Pois grave é a crise ignorada pela vendetta e pelo ódio. No encontro da saturnal dos ódios – ódio amador e ódio profissional, ódio gratuito e ódio remunerado e, até, ódio puro ódio, o ódio irascível do perdedor sem consolo, ódio que cega e embrutece – nesse encontro de ódios com a compulsão dos interesses os mais vários, interesses pessoais, interesses de grei, interesses de súcias-partidos, só não são considerados os interesses do País, os interesses coletivos. Ninguém se dá conta dos riscos que corre o processo político quando a ordem constitucional se transforma em espaço para traficância.
Na missiva do vice, ‘um copo até aqui de mágoa’, apenas lamúrias, queixumes e muxoxos; nenhuma reflexão, nem uma só palavra sobre a crise de que seu partido, insaciável consumidor de cargos e verbas públicas, é um dos atores e artífices.
Crise grave – pois a um só tempo crise política, crise econômica, crise institucional, crise de representatividade – da qual, rompendo com toda e qualquer noção de ética, Temer pretendeu aproveitar-se, sem pejo do papel de traidor doméstico, o mais pérfido de todos.
O vice-presidente reclama de cargos e carguinhos para os mais chegados, reclama de afagos negados, de convites não formulados, de acenos evitados. O País? O País passa ao largo.
Michel Temer: ele trama sua subida ao Planalto
Michel Temer: ele trama sua subida ao Planalto
A pequenez de espírito salta nas primeiras linhas, quando o missivista se diz informado por “tudo o que me chega aos ouvidos das conversas no Palácio”. Ou seja, o rompimento político, a justificativa da maquinação golpista, se alimenta não em uma crise de Estado, num conflito de visões político-ideológicas, mas nas tricas e futricas das salas e antessalas dos palácios da Corte!
Bate-papo de comadres. Este o personagem que se oferece à oposição ensandecida para suceder a presidente Dilma ao fim do golpe de Estado comandado, na Câmara dos Deputados, pelo seu correligionário e assecla e sócio Eduardo Cosentino da Cunha.

● ● ● ●

TAREFAS A REALIZAR:
1/ Reproduza o trecho do documento de "Na missiva do" até "atores e artífices.", inclusive, trocando "muxoxos" por "resmungos".
2/ Por favor, reescreva como tabela Markdown os registros da linha com "header-bar-right (360, 0, 720, 18)" até a linha com "wordmark-line2: HEIDELBERG (376, 314, 460, 328)", inclusive, somente esses. Use as colunas Nº, com o número da linha, e Linha, e deixe de fora as linhas em branco.

REGISTROS FORNECIDOS:
● ● ● ●

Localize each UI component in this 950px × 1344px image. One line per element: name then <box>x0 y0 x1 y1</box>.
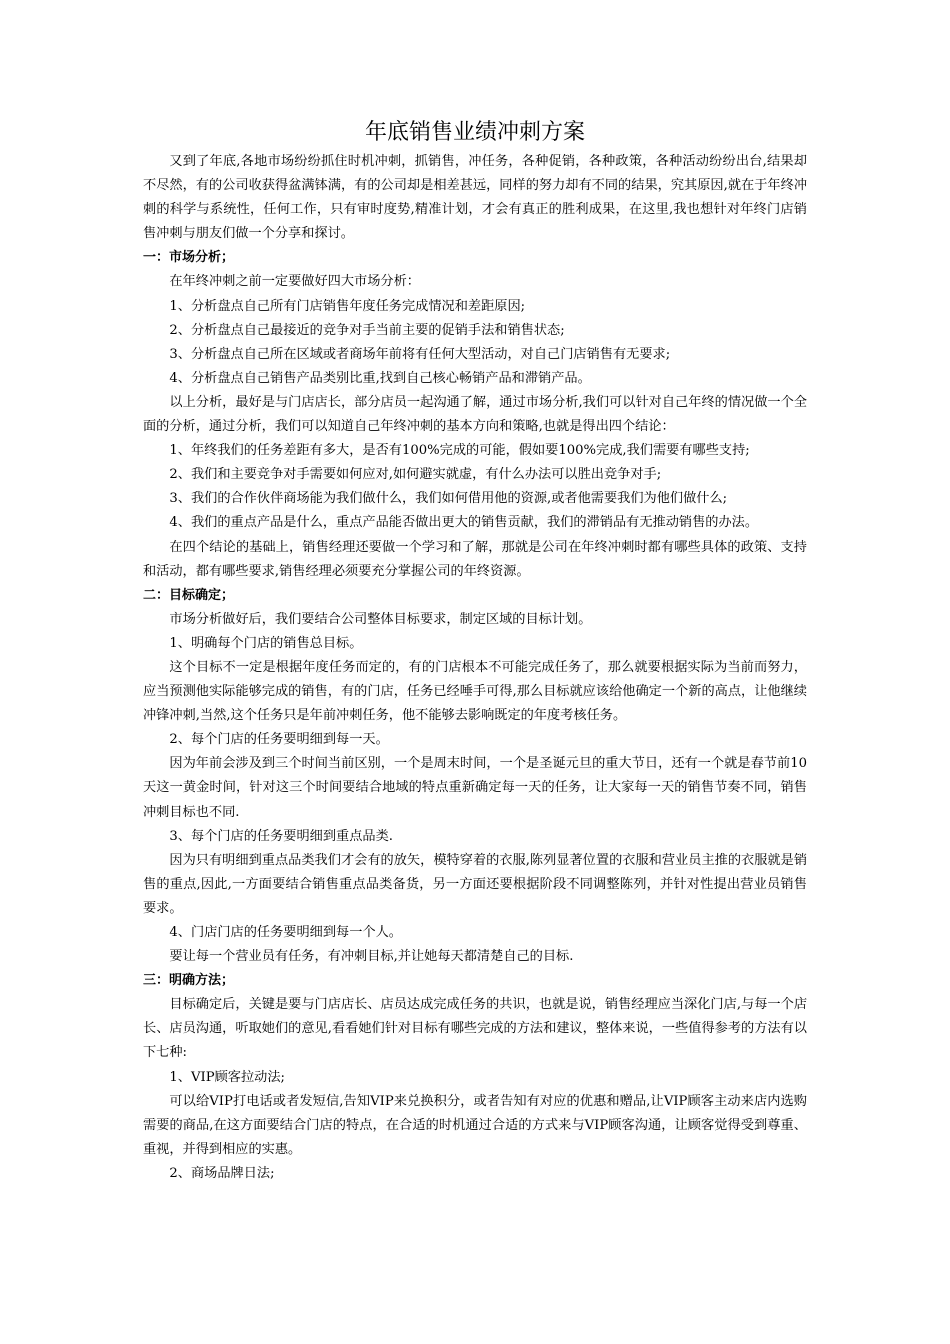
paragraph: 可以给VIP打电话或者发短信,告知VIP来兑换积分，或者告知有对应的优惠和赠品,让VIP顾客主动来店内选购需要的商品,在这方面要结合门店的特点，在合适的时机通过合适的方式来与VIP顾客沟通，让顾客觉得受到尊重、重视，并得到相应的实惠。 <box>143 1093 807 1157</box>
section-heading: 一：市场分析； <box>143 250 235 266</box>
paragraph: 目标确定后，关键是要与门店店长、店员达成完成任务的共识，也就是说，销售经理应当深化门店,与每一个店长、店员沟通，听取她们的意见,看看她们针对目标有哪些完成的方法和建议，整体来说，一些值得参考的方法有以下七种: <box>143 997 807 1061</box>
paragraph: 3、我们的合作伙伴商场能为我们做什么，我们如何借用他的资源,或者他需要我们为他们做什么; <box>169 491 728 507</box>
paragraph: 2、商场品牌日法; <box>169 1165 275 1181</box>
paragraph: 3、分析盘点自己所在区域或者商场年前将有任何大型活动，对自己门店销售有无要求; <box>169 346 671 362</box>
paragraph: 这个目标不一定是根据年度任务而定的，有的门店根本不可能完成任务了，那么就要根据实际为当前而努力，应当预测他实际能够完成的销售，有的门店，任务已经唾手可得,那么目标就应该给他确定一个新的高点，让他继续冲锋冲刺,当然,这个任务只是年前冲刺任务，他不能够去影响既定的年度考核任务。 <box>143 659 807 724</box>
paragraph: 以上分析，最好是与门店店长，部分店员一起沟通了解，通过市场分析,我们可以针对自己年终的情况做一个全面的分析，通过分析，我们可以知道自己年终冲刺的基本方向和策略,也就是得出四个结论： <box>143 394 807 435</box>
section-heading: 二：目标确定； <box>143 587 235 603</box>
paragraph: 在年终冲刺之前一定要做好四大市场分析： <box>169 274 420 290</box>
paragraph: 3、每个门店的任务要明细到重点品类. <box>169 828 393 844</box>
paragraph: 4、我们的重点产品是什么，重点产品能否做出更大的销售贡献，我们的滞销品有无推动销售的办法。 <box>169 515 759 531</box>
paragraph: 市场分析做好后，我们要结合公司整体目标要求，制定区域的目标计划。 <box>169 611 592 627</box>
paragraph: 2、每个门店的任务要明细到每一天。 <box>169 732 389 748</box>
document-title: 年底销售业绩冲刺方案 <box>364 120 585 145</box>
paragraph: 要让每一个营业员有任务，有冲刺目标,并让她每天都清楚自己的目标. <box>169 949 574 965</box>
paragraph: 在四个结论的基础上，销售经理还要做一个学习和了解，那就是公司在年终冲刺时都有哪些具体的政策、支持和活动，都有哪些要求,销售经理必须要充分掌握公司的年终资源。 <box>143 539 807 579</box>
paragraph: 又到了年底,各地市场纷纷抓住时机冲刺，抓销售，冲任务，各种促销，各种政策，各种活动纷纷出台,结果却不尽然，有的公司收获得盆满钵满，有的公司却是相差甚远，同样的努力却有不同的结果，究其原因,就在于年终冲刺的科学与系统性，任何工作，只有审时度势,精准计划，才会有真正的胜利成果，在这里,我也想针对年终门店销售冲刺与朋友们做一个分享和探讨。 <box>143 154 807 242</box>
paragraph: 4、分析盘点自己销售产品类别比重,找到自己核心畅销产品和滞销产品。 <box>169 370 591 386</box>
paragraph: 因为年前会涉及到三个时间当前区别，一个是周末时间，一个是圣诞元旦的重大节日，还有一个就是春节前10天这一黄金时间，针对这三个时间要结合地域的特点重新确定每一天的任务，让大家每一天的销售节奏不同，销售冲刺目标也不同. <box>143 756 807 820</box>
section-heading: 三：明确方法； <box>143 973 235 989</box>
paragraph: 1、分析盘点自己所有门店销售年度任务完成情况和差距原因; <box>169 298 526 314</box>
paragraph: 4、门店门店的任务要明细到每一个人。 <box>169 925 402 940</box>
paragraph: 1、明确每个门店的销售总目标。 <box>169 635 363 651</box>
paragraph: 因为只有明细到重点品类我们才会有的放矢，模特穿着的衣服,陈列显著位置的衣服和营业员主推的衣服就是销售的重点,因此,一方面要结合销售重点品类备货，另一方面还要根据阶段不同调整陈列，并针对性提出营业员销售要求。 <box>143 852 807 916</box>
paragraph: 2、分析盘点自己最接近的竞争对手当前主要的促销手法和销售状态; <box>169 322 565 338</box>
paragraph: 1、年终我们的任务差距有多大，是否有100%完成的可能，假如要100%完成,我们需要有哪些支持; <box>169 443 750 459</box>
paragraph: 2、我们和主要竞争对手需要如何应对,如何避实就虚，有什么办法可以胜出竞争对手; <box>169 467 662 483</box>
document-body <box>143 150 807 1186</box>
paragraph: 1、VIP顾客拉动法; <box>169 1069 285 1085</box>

● ● ● ●

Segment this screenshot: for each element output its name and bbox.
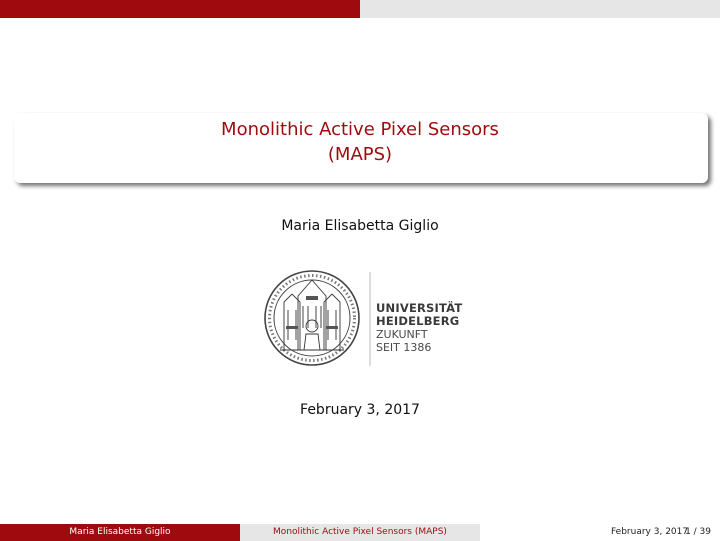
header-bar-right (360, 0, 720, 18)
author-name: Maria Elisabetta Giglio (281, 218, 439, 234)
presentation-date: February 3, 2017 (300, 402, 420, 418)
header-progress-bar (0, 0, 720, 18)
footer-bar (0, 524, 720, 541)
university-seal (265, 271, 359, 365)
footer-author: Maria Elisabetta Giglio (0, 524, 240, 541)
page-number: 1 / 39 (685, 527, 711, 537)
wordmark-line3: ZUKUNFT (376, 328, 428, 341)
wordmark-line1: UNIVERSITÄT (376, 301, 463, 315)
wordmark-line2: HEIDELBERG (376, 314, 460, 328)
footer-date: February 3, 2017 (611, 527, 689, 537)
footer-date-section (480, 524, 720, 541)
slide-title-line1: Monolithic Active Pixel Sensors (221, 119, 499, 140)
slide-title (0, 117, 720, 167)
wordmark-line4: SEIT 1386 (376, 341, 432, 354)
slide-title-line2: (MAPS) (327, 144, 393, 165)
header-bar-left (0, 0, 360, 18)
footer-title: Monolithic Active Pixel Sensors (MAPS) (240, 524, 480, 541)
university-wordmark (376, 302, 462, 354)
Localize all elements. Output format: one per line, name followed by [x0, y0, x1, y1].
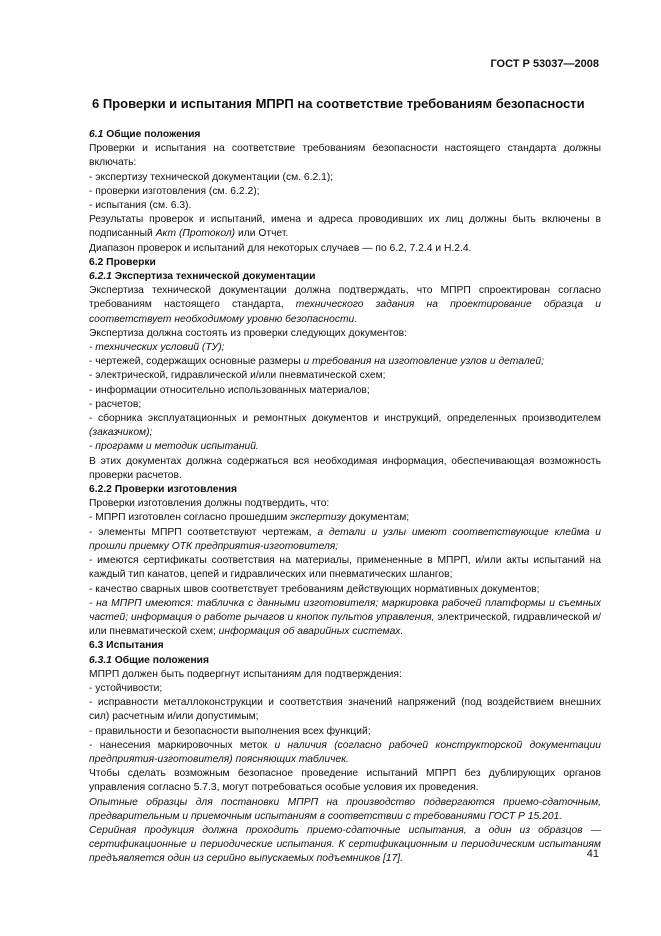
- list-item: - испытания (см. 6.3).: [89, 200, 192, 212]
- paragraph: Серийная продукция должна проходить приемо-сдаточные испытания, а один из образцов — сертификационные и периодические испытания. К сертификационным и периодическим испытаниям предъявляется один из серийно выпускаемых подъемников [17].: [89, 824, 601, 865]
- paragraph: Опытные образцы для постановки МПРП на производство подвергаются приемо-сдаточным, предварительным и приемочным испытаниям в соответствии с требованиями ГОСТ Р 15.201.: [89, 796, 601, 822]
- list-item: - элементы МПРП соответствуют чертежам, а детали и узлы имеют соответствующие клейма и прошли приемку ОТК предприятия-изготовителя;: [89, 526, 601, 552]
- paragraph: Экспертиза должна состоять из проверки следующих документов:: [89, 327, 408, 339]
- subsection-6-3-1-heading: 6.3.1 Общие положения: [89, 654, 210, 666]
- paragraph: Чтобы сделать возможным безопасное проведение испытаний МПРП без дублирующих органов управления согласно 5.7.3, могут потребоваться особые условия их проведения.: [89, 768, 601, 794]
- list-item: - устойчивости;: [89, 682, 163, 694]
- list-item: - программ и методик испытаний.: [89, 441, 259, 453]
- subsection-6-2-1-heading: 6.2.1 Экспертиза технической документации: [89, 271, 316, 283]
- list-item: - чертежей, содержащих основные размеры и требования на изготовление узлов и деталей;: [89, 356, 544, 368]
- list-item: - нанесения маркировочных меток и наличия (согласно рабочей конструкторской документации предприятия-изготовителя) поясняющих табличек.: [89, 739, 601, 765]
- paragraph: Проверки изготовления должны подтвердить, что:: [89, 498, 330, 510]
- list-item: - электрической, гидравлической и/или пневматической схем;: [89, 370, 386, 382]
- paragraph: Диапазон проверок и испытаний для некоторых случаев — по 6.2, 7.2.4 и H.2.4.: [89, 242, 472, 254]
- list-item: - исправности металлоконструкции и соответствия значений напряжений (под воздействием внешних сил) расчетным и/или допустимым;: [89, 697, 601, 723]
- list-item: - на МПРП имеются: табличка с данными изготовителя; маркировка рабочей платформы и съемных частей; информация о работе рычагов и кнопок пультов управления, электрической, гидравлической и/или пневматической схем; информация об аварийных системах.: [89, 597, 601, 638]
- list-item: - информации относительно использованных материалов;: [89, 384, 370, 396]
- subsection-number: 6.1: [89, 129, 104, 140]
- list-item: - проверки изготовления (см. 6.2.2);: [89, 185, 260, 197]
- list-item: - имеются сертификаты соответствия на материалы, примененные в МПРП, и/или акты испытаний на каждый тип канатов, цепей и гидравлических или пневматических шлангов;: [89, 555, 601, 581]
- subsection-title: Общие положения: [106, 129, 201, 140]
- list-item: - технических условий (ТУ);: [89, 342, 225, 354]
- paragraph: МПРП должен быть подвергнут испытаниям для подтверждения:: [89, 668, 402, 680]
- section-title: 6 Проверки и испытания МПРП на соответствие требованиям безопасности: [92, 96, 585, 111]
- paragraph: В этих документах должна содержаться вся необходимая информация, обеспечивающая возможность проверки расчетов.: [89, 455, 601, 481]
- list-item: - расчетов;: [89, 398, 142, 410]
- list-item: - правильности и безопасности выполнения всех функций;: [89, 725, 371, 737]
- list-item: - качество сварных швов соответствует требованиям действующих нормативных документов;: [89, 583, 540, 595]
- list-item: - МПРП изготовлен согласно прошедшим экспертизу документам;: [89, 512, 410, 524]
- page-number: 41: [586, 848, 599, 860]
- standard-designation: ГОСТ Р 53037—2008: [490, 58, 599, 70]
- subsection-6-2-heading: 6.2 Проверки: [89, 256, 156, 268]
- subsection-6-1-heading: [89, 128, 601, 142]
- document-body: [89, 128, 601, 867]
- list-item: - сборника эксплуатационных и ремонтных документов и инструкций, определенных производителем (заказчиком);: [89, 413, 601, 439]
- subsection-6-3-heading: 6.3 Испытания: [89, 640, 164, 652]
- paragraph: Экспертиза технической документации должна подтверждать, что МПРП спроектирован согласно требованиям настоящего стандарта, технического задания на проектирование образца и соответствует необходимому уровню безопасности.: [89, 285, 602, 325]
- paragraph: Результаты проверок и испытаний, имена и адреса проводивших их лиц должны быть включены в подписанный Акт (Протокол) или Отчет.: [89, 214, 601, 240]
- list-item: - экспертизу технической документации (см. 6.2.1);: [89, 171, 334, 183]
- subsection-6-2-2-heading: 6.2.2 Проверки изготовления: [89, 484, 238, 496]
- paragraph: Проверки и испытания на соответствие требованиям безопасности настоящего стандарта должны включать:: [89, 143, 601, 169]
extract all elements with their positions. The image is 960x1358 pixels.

● ● ● ●

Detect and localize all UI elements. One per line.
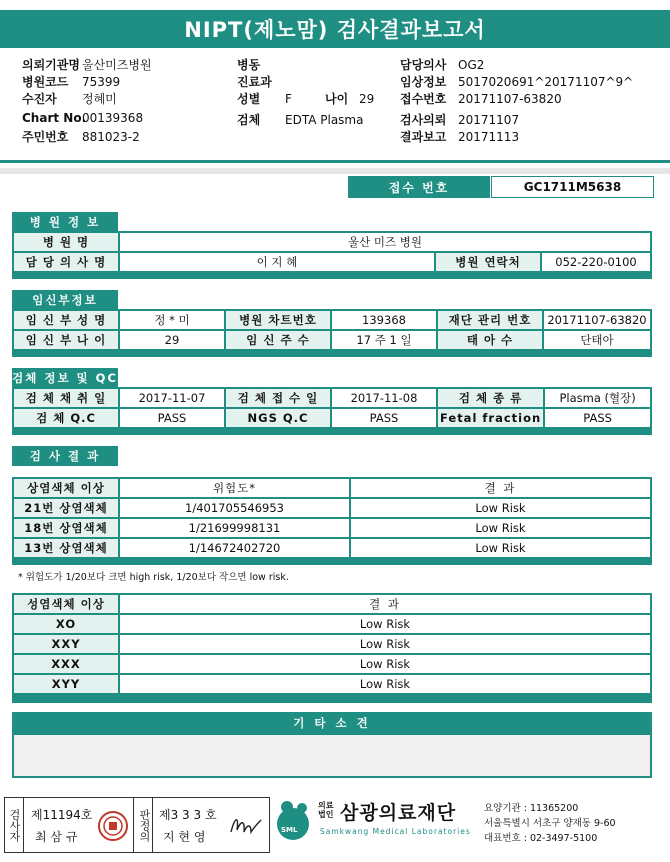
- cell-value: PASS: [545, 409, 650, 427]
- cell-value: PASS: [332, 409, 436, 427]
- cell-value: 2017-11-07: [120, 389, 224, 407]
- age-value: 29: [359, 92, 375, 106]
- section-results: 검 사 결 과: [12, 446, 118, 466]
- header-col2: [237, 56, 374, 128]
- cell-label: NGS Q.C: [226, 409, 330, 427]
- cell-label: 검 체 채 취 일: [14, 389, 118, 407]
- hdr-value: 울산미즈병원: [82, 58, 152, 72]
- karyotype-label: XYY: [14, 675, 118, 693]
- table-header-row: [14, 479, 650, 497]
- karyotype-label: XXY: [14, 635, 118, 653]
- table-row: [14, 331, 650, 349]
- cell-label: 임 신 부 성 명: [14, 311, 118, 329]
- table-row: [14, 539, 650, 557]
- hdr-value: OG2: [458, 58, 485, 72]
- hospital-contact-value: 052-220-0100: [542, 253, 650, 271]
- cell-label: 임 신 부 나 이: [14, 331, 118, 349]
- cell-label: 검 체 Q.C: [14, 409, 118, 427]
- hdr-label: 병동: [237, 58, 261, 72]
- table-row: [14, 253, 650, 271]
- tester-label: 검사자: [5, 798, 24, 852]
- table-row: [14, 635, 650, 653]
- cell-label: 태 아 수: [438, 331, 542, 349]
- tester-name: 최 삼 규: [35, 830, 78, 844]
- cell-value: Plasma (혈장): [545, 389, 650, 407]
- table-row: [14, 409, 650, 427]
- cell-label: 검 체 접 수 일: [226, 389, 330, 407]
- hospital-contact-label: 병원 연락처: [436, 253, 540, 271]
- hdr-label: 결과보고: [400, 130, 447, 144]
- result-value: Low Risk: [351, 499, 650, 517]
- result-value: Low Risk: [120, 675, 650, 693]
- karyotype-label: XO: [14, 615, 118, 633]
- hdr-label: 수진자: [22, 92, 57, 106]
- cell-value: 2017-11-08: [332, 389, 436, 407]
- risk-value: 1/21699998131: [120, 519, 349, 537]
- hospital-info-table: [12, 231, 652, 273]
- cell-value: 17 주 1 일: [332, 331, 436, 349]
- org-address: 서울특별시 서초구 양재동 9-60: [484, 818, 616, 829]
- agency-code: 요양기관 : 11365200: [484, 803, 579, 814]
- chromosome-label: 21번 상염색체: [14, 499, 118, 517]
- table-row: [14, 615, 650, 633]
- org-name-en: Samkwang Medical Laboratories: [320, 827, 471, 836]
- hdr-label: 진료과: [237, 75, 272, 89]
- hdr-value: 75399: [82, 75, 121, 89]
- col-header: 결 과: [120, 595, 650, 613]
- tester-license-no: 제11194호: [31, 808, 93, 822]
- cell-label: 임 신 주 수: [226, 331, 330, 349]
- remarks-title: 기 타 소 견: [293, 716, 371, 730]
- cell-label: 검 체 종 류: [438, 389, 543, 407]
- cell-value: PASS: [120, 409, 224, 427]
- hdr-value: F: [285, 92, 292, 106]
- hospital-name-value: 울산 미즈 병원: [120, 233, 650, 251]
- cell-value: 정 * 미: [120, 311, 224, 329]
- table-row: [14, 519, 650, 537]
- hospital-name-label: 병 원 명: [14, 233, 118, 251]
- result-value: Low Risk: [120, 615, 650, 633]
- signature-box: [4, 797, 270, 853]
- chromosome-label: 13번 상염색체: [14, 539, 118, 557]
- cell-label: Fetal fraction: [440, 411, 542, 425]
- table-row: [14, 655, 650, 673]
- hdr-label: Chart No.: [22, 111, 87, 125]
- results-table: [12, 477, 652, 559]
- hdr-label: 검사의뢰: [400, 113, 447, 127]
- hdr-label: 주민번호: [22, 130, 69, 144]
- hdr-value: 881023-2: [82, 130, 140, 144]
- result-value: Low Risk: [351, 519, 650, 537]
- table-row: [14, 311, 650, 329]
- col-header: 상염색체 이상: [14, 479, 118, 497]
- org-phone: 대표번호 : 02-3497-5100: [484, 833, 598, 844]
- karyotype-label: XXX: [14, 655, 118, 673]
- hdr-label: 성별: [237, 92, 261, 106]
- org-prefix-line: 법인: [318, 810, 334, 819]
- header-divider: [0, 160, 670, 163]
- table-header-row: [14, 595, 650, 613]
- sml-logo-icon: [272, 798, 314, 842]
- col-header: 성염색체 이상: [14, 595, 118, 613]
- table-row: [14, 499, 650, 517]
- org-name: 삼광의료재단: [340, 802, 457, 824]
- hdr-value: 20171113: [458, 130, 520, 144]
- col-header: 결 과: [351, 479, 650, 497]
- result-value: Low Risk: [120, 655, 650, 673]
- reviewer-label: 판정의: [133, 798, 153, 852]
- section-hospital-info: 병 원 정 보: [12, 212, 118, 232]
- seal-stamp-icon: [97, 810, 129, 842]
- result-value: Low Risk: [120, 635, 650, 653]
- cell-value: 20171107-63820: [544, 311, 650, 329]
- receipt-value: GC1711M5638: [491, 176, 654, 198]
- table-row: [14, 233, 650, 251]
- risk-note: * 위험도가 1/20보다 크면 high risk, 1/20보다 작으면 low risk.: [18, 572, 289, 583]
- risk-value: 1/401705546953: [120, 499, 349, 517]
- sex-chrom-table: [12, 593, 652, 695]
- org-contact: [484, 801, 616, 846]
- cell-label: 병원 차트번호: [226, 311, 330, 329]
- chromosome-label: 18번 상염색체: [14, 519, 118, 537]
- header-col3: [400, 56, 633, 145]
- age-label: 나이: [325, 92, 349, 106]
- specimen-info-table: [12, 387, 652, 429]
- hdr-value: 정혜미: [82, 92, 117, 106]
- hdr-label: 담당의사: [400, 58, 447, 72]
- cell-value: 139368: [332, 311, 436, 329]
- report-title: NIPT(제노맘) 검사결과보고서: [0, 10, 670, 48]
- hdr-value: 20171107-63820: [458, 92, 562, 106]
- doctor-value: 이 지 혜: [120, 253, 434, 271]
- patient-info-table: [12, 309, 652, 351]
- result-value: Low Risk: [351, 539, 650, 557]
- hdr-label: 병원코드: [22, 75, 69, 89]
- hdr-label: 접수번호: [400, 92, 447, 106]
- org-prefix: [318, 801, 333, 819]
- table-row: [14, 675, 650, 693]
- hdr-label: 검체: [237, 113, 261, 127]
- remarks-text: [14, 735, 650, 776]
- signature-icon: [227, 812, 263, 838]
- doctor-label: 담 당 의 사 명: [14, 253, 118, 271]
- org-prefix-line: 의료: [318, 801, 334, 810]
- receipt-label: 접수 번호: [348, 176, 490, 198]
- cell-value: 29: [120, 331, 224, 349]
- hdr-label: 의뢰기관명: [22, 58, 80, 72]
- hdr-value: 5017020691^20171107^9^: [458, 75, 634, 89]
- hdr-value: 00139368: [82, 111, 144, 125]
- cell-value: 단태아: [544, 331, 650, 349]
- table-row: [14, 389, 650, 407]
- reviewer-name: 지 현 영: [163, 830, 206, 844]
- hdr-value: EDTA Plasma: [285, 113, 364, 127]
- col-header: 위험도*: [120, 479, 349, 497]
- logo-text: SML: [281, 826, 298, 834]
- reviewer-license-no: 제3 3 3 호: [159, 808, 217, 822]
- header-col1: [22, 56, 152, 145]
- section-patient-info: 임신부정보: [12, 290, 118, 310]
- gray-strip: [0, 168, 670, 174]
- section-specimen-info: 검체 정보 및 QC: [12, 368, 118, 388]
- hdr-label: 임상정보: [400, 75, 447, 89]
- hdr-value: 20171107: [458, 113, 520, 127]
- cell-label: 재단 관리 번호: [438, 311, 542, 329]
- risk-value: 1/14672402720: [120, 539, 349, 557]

● ● ● ●

TAREFAS RESOLVIDAS:
1/
Na missiva do vice, ‘um copo até aqui de mágoa’, apenas lamúrias, queixumes e resmungos; nenhuma reflexão, nem uma só palavra sobre a crise de que seu partido, insaciável consumidor de cargos e verbas públicas, é um dos atores e artífices.

2/
| Nº | Linha |
|---|---|
| 1 | header-bar-right (360, 0, 720, 18) |
| 2 | author-name: Maria Elisabetta Giglio (281, 218, 439, 234) |
| 3 | presentation-date: February 3, 2017 (300, 402, 420, 418) |
| 4 | header-progress-bar (0, 0, 720, 18) |
| 5 | footer-bar (0, 524, 720, 541) |
| 6 | university-seal (265, 271, 359, 365) |
| 7 | footer-author: Maria Elisabetta Giglio (0, 524, 240, 541) |
| 8 | page-number: 1 / 39 (685, 527, 711, 537) |
| 9 | wordmark-line3: ZUKUNFT (376, 328, 428, 341) |
| 10 | wordmark-line1: UNIVERSITÄT (376, 301, 463, 315) |
| 11 | wordmark-line2: HEIDELBERG (376, 314, 460, 328) |